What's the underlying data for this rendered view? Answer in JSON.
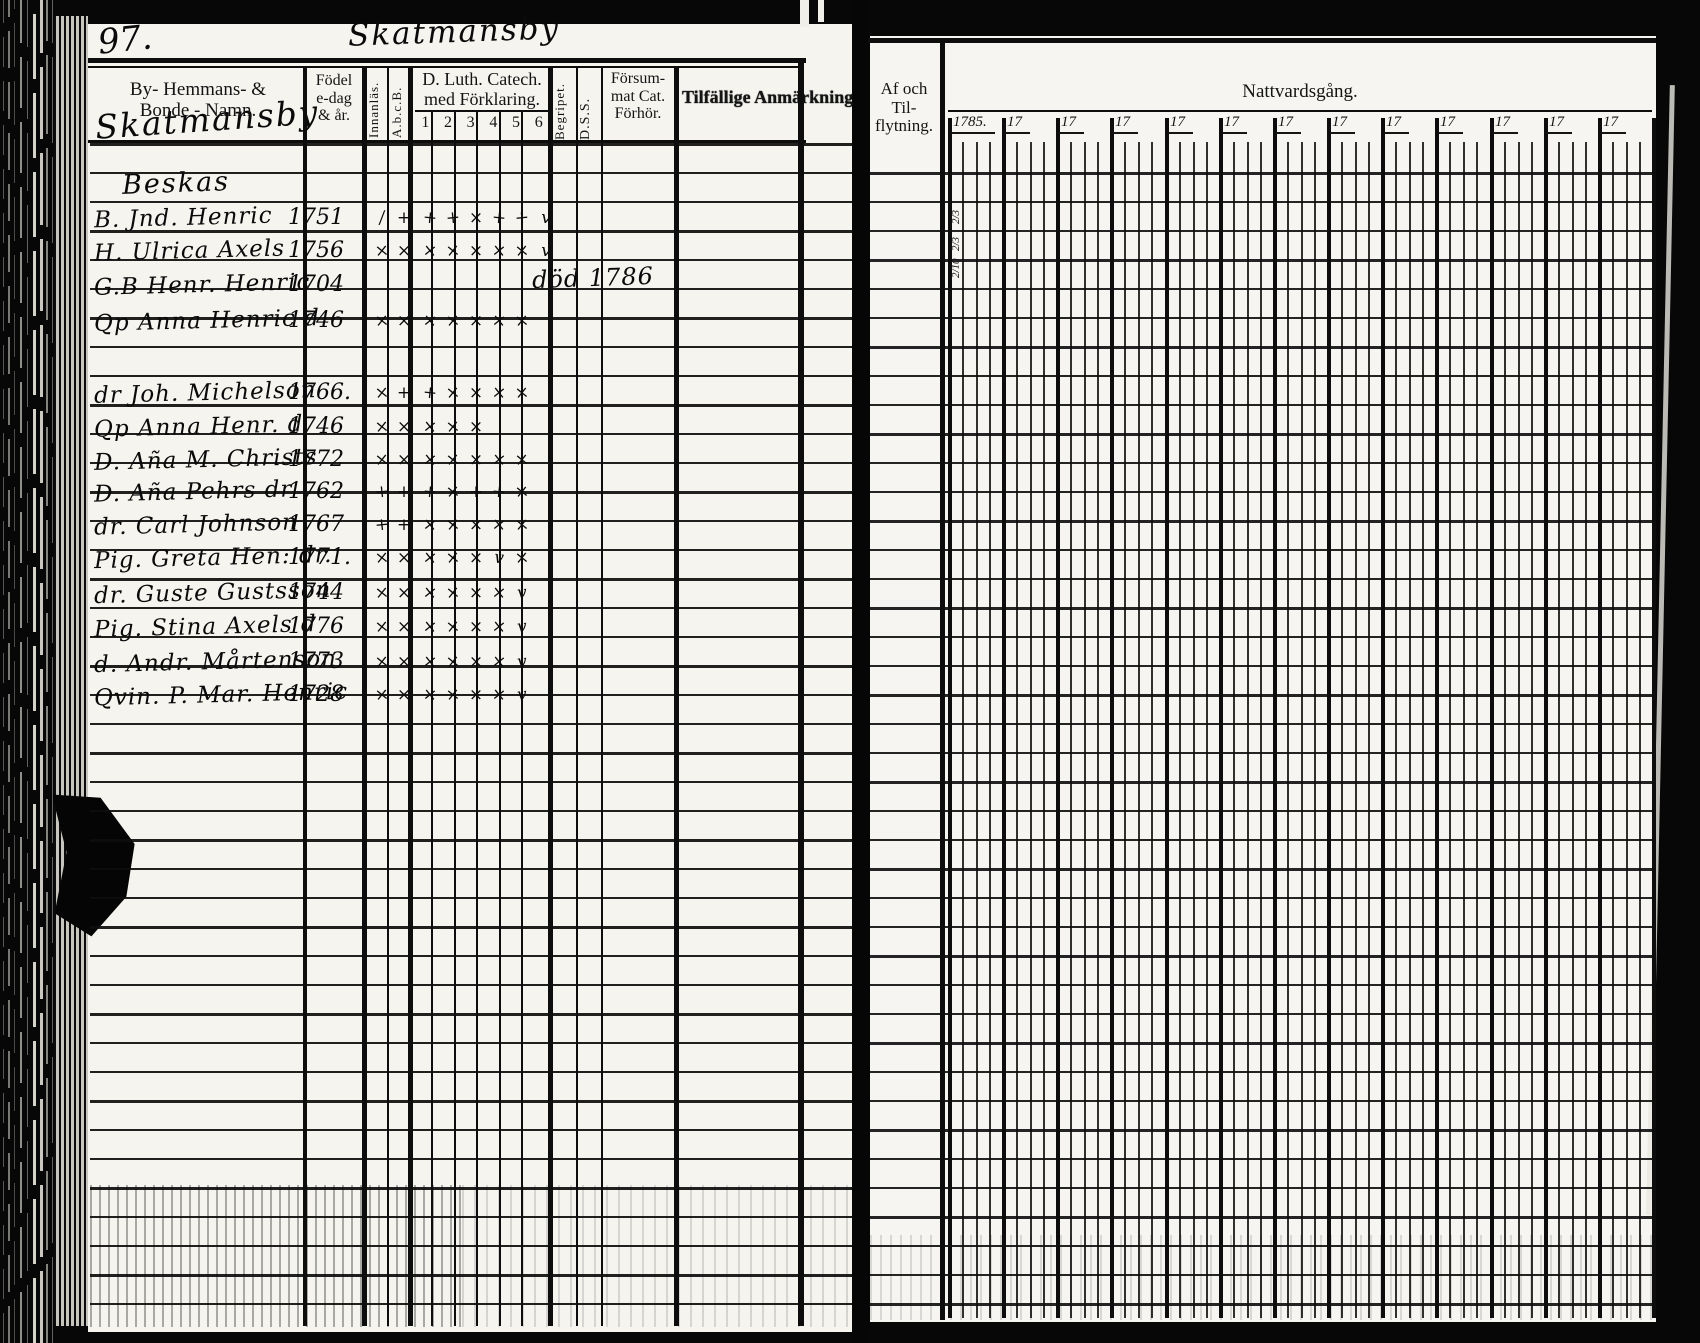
{
  "page": {
    "number": "97.",
    "title_script": "Skatmansby"
  },
  "left_table": {
    "village_script": "Skatmansby",
    "farm_script": "Beskas",
    "headers": {
      "name_lines": [
        "By- Hemmans- &",
        "Bonde - Namn."
      ],
      "birth_lines": [
        "Födel",
        "e-dag",
        "& år."
      ],
      "innanlas": "Innanläs.",
      "abc": "A.b.c.B.",
      "catech_lines": [
        "D. Luth. Catech.",
        "med Förklaring."
      ],
      "catech_numbers": [
        "1",
        "2",
        "3",
        "4",
        "5",
        "6"
      ],
      "begripet": "Begripet.",
      "dss": "D.S.S.",
      "forsummat_lines": [
        "Försum-",
        "mat Cat.",
        "Förhör."
      ],
      "anmarkning": "Tilfällige Anmärkning"
    },
    "entries": [
      {
        "name": "B. Jnd. Henric",
        "year": "1751",
        "marks": [
          "/",
          "+",
          "+",
          "+",
          "x",
          "+",
          "+",
          "v"
        ]
      },
      {
        "name": "H. Ulrica Axels",
        "year": "1756",
        "marks": [
          "x",
          "x",
          "x",
          "x",
          "x",
          "x",
          "x",
          "v"
        ]
      },
      {
        "name": "G.B Henr. Henric",
        "year": "1704",
        "marks": []
      },
      {
        "name": "Qp Anna Henric d",
        "year": "1746",
        "marks": [
          "x",
          "x",
          "x",
          "x",
          "x",
          "x",
          "x"
        ]
      },
      {
        "name": "dr Joh. Michelson",
        "year": "1766.",
        "marks": [
          "x",
          "+",
          "+",
          "x",
          "x",
          "x",
          "x"
        ]
      },
      {
        "name": "Qp Anna Henr. d",
        "year": "1746",
        "marks": [
          "x",
          "x",
          "x",
          "x",
          "x"
        ]
      },
      {
        "name": "D. Aña M. Christs",
        "year": "1772",
        "marks": [
          "x",
          "x",
          "x",
          "x",
          "x",
          "x",
          "x"
        ]
      },
      {
        "name": "D. Aña Pehrs dr",
        "year": "1762",
        "marks": [
          "+",
          "+",
          "+",
          "x",
          "+",
          "+",
          "x"
        ]
      },
      {
        "name": "dr. Carl Johnson",
        "year": "1767",
        "marks": [
          "+",
          "+",
          "x",
          "x",
          "x",
          "x",
          "x"
        ]
      },
      {
        "name": "Pig. Greta Hen: dr.",
        "year": "1771.",
        "marks": [
          "x",
          "x",
          "x",
          "x",
          "x",
          "v",
          "x"
        ]
      },
      {
        "name": "dr. Guste Gustsson",
        "year": "1744",
        "marks": [
          "x",
          "x",
          "x",
          "x",
          "x",
          "x",
          "v"
        ]
      },
      {
        "name": "Pig. Stina Axels d",
        "year": "1776",
        "marks": [
          "x",
          "x",
          "x",
          "x",
          "x",
          "x",
          "v"
        ]
      },
      {
        "name": "d. Andr. Mårtenson",
        "year": "1773",
        "marks": [
          "x",
          "x",
          "x",
          "x",
          "x",
          "x",
          "v"
        ]
      },
      {
        "name": "Qvin. P. Mar. Henric",
        "year": "1728",
        "marks": [
          "x",
          "x",
          "x",
          "x",
          "x",
          "x",
          "v"
        ]
      }
    ],
    "notes": [
      "död 1786"
    ]
  },
  "right_table": {
    "headers": {
      "moving_lines": [
        "Af och Til-",
        "flytning."
      ],
      "communion": "Nattvardsgång."
    },
    "years": [
      "1785.",
      "17",
      "17",
      "17",
      "17",
      "17",
      "17",
      "17",
      "17",
      "17",
      "17",
      "17",
      "17"
    ],
    "communion_dates": [
      "2/3",
      "2/3",
      "2/10"
    ]
  }
}
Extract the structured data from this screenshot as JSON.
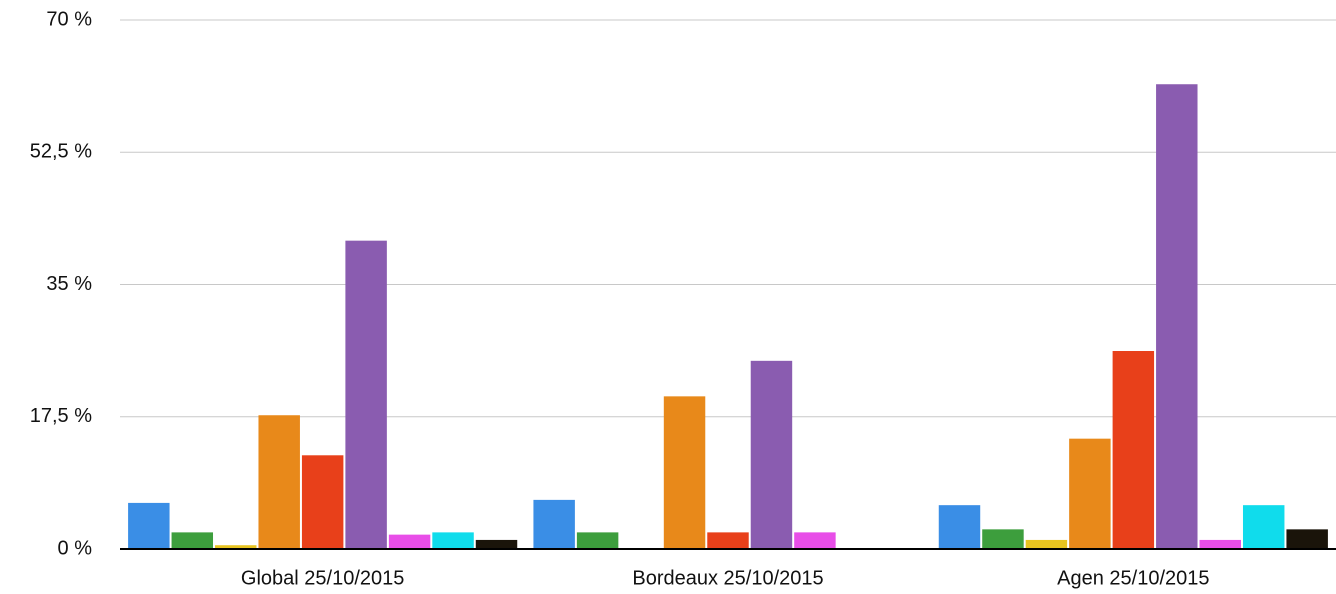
{
  "chart_data": {
    "type": "bar",
    "categories": [
      "Global 25/10/2015",
      "Bordeaux 25/10/2015",
      "Agen 25/10/2015"
    ],
    "series": [
      {
        "color": "#3a8ee6",
        "values": [
          6.1,
          6.5,
          5.8
        ]
      },
      {
        "color": "#3d9e3d",
        "values": [
          2.2,
          2.2,
          2.6
        ]
      },
      {
        "color": "#e8c420",
        "values": [
          0.5,
          0,
          1.2
        ]
      },
      {
        "color": "#e8891a",
        "values": [
          17.7,
          20.2,
          14.6
        ]
      },
      {
        "color": "#e8401a",
        "values": [
          12.4,
          2.2,
          26.2
        ]
      },
      {
        "color": "#8a5cb0",
        "values": [
          40.8,
          24.9,
          61.5
        ]
      },
      {
        "color": "#e84ee8",
        "values": [
          1.9,
          2.2,
          1.2
        ]
      },
      {
        "color": "#10dcec",
        "values": [
          2.2,
          0,
          5.8
        ]
      },
      {
        "color": "#1a140a",
        "values": [
          1.2,
          0,
          2.6
        ]
      }
    ],
    "ylim": [
      0,
      70
    ],
    "yticks": [
      {
        "value": 0,
        "label": "0 %"
      },
      {
        "value": 17.5,
        "label": "17,5 %"
      },
      {
        "value": 35,
        "label": "35 %"
      },
      {
        "value": 52.5,
        "label": "52,5 %"
      },
      {
        "value": 70,
        "label": "70 %"
      }
    ],
    "grid": true
  }
}
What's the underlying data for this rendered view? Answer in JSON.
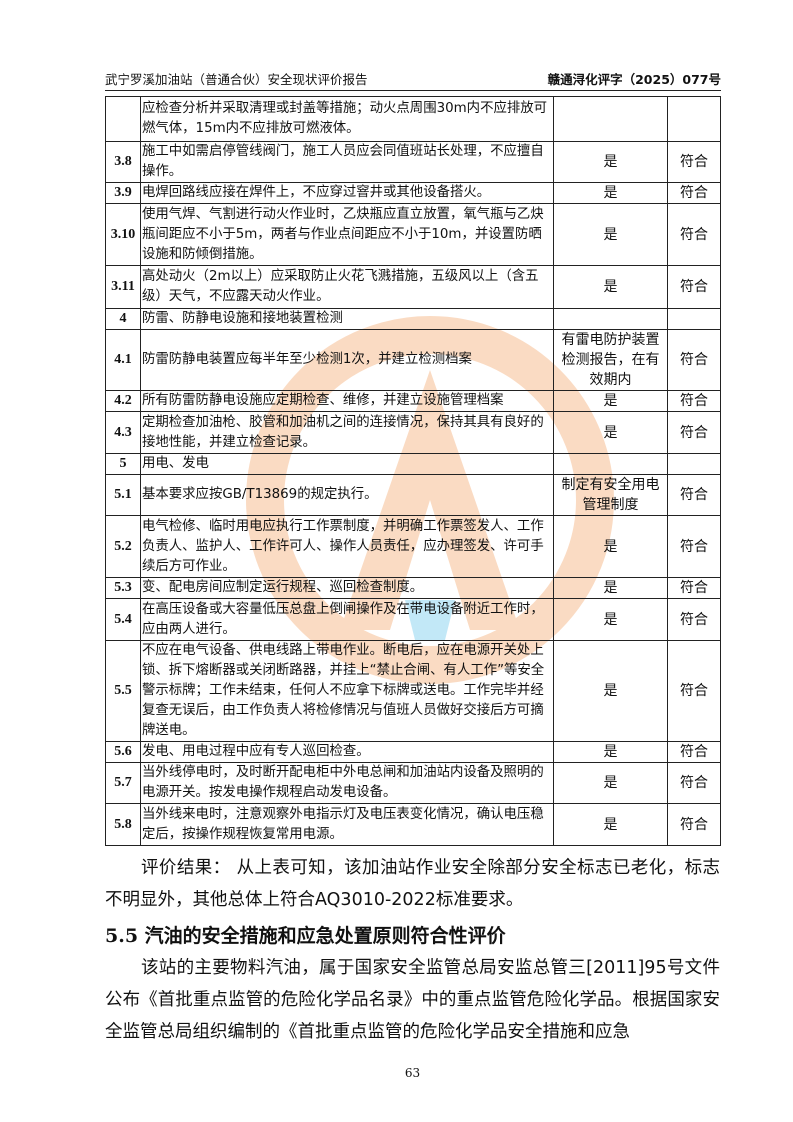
┄┄┄┄┄┄
Set task:
Copy out every line with the word "color".

Response:
        "color": "#3a8ee6",
        "color": "#3d9e3d",
        "color": "#e8c420",
        "color": "#e8891a",
        "color": "#e8401a",
        "color": "#8a5cb0",
        "color": "#e84ee8",
        "color": "#10dcec",
        "color": "#1a140a",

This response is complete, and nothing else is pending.